> **REQUIREMENTS**
Gather from the listing below each line that includes the word "есть", and copy it.

> **EXCERPTED RECORDS**

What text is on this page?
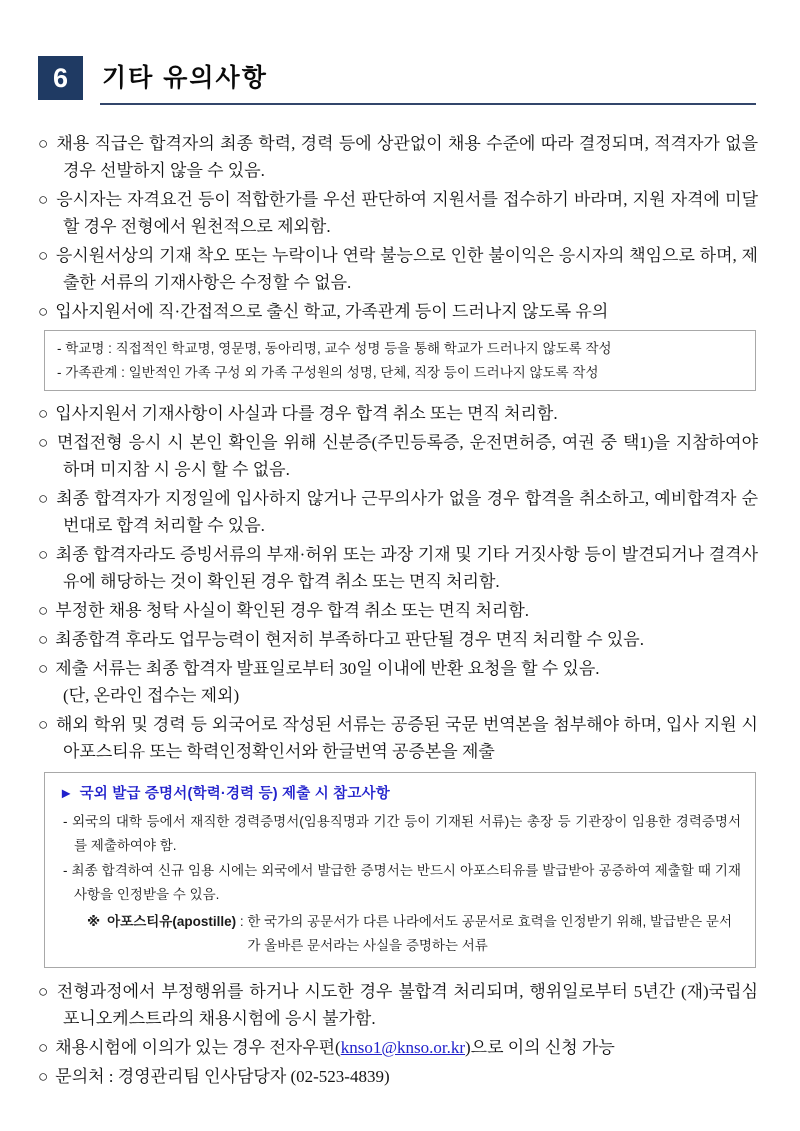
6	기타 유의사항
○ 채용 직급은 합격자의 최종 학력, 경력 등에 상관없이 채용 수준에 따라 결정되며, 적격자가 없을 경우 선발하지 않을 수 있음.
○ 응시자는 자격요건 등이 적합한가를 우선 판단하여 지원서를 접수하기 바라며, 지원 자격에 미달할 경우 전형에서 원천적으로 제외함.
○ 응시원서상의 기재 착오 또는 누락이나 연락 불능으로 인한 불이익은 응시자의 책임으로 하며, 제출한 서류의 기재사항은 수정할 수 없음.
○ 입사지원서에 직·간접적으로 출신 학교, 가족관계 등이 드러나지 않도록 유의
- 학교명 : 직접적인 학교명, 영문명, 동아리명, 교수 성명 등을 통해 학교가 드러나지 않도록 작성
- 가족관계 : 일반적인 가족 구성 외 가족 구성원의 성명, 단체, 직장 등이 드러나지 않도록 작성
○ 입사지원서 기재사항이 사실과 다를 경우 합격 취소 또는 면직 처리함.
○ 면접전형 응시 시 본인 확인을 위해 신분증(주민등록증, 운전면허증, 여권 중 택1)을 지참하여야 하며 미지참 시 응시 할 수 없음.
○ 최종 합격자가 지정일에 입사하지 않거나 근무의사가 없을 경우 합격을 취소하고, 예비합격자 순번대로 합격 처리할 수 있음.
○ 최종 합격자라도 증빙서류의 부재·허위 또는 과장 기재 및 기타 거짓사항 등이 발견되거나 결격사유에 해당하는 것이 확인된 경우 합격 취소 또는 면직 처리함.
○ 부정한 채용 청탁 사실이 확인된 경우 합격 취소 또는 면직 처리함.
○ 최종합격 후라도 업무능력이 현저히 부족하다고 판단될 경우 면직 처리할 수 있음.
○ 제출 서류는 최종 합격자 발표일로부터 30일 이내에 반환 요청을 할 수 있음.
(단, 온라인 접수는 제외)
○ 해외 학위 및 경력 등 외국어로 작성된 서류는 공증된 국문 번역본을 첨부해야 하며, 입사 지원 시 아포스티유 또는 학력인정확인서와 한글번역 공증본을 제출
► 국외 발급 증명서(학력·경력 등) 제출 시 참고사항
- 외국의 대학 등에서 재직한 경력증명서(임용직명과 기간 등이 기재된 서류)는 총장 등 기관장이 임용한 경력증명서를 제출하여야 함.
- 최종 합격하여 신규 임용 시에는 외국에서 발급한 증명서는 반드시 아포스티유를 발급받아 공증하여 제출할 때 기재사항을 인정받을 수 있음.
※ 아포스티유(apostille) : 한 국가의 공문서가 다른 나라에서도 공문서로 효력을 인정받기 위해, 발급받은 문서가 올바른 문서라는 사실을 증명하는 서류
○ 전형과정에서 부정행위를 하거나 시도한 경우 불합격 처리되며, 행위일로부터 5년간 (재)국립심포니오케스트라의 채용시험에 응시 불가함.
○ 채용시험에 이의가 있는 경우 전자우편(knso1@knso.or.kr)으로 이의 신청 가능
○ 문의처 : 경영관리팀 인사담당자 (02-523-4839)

* * *

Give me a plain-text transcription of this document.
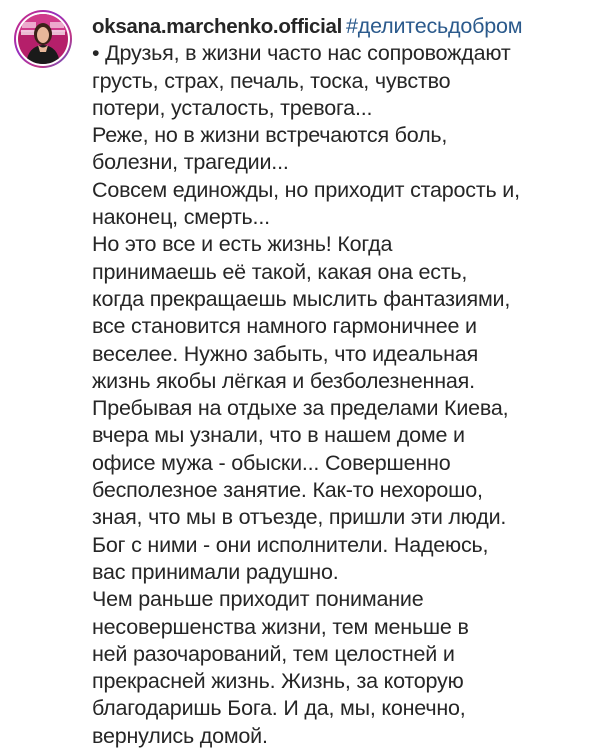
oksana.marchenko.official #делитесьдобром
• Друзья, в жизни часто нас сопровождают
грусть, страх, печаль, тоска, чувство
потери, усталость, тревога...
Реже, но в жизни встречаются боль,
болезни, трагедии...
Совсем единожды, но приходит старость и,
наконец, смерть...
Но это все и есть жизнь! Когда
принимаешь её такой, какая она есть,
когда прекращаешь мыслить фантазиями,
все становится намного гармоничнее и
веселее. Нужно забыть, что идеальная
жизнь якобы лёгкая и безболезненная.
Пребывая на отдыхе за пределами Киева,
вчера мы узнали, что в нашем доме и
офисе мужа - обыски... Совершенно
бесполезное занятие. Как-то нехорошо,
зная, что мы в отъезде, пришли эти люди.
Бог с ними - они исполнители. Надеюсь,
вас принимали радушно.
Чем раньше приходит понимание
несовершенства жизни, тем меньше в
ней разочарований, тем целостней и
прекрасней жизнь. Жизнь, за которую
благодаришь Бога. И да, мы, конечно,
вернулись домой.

> **RESULT BELOW**
Но это все и есть жизнь! Когда
принимаешь её такой, какая она есть,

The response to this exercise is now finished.